**INFORMATION GIVEN**.
**********

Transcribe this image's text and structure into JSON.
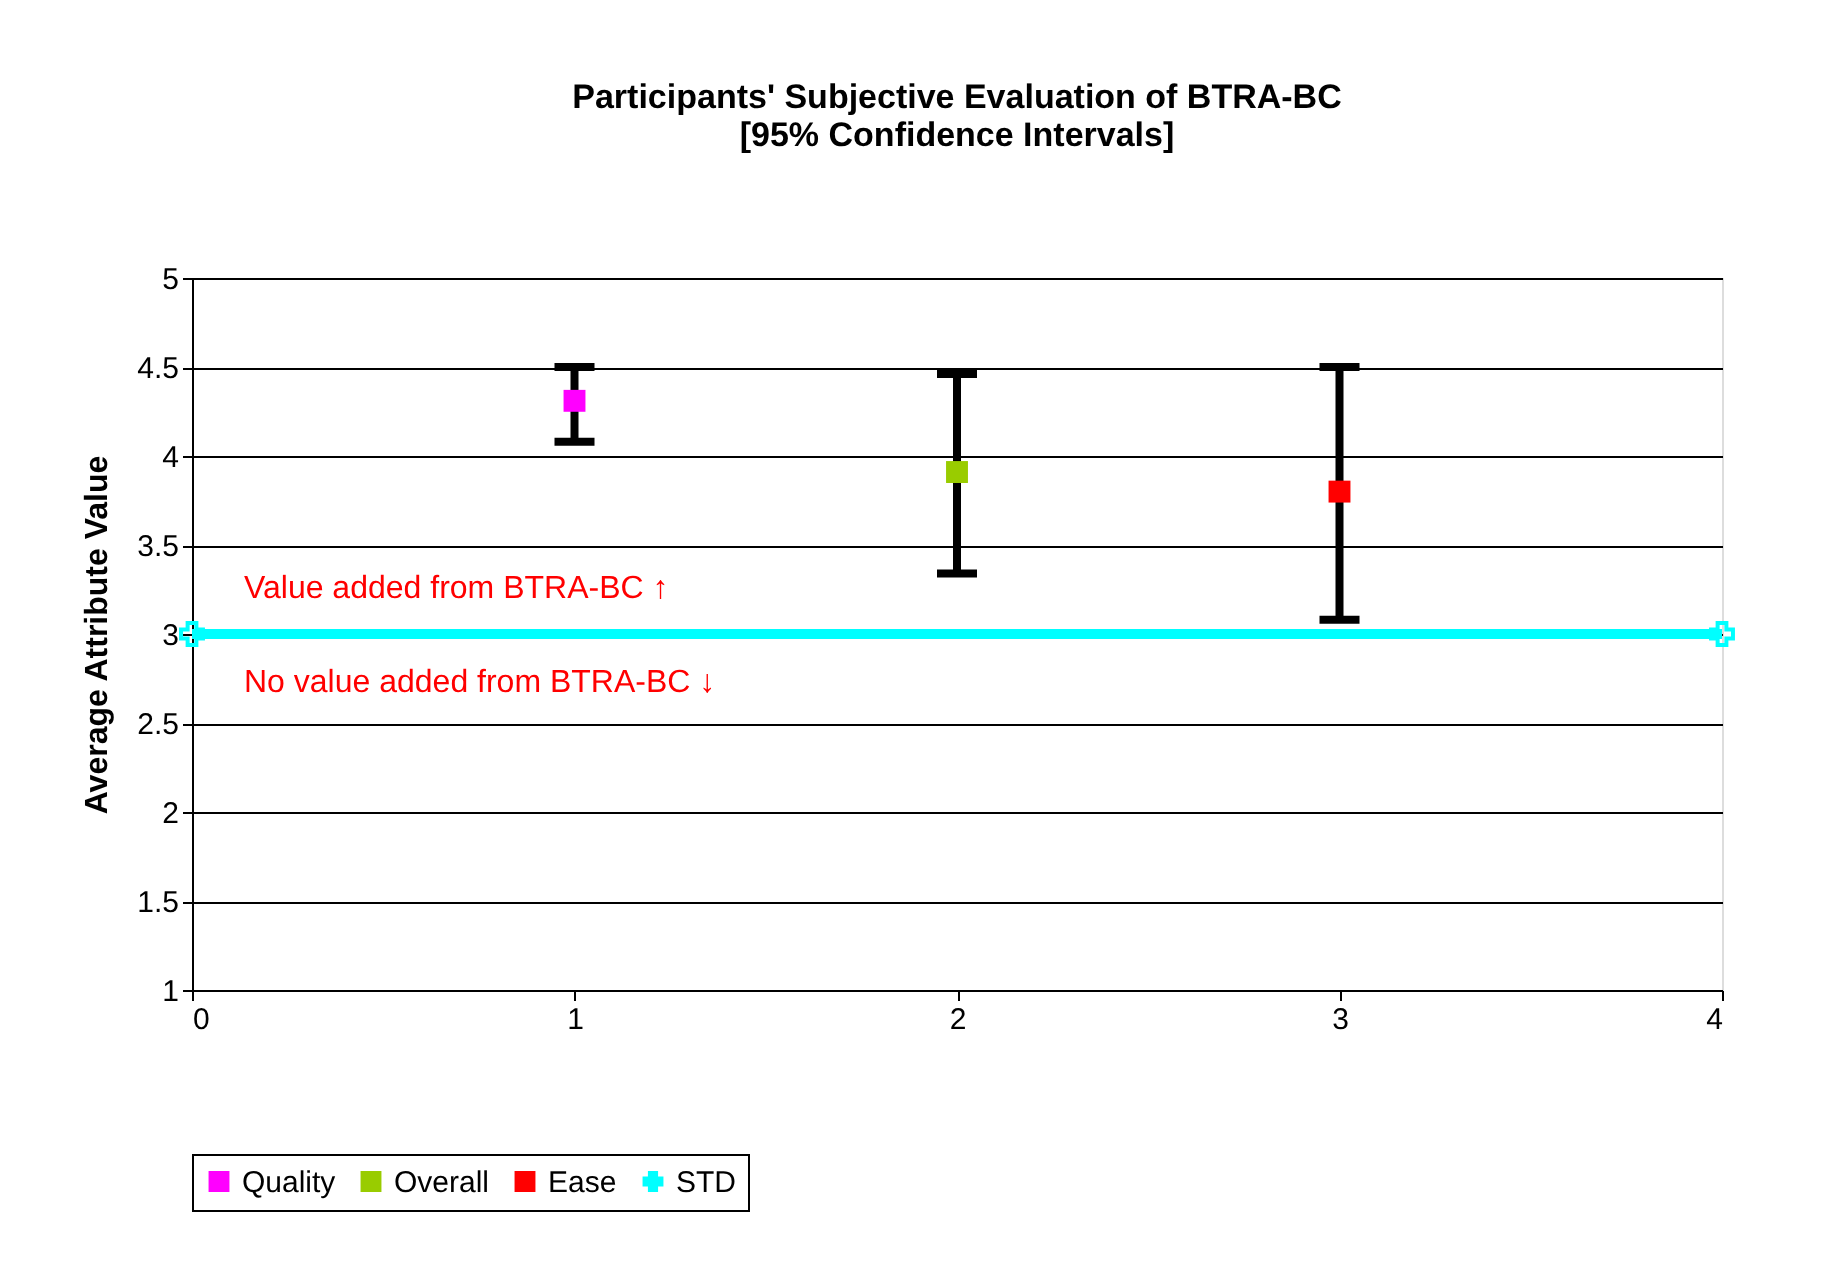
{
  "chart_data": {
    "type": "scatter",
    "title": [
      "Participants' Subjective Evaluation of BTRA-BC",
      "[95% Confidence Intervals]"
    ],
    "ylabel": "Average Attribute Value",
    "series": [
      {
        "name": "Quality",
        "color": "#ff00ff",
        "x": [
          1
        ],
        "values": [
          4.31
        ],
        "errors": [
          [
            4.08,
            4.5
          ]
        ]
      },
      {
        "name": "Overall",
        "color": "#99cc00",
        "x": [
          2
        ],
        "values": [
          3.91
        ],
        "errors": [
          [
            3.34,
            4.46
          ]
        ]
      },
      {
        "name": "Ease",
        "color": "#ff0000",
        "x": [
          3
        ],
        "values": [
          3.8
        ],
        "errors": [
          [
            3.08,
            4.5
          ]
        ]
      },
      {
        "name": "STD",
        "color": "#00ffff",
        "type": "line",
        "marker": "cross",
        "x": [
          0,
          4
        ],
        "values": [
          3,
          3
        ]
      }
    ],
    "annotations": [
      "Value added from BTRA-BC ↑",
      "No value added from BTRA-BC ↓"
    ],
    "xlim": [
      0,
      4
    ],
    "xticks": [
      0,
      1,
      2,
      3,
      4
    ],
    "ylim": [
      1,
      5
    ],
    "yticks": [
      1,
      1.5,
      2,
      2.5,
      3,
      3.5,
      4,
      4.5,
      5
    ],
    "marker": "square",
    "grid": "y",
    "legend": "bottom"
  }
}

**********

**WHAT YOU HAVE TO DO**. Show, from the material above, each line that includes the string "color".

**ANSWER**.
        "color": "#ff00ff",
        "color": "#99cc00",
        "color": "#ff0000",
        "color": "#00ffff",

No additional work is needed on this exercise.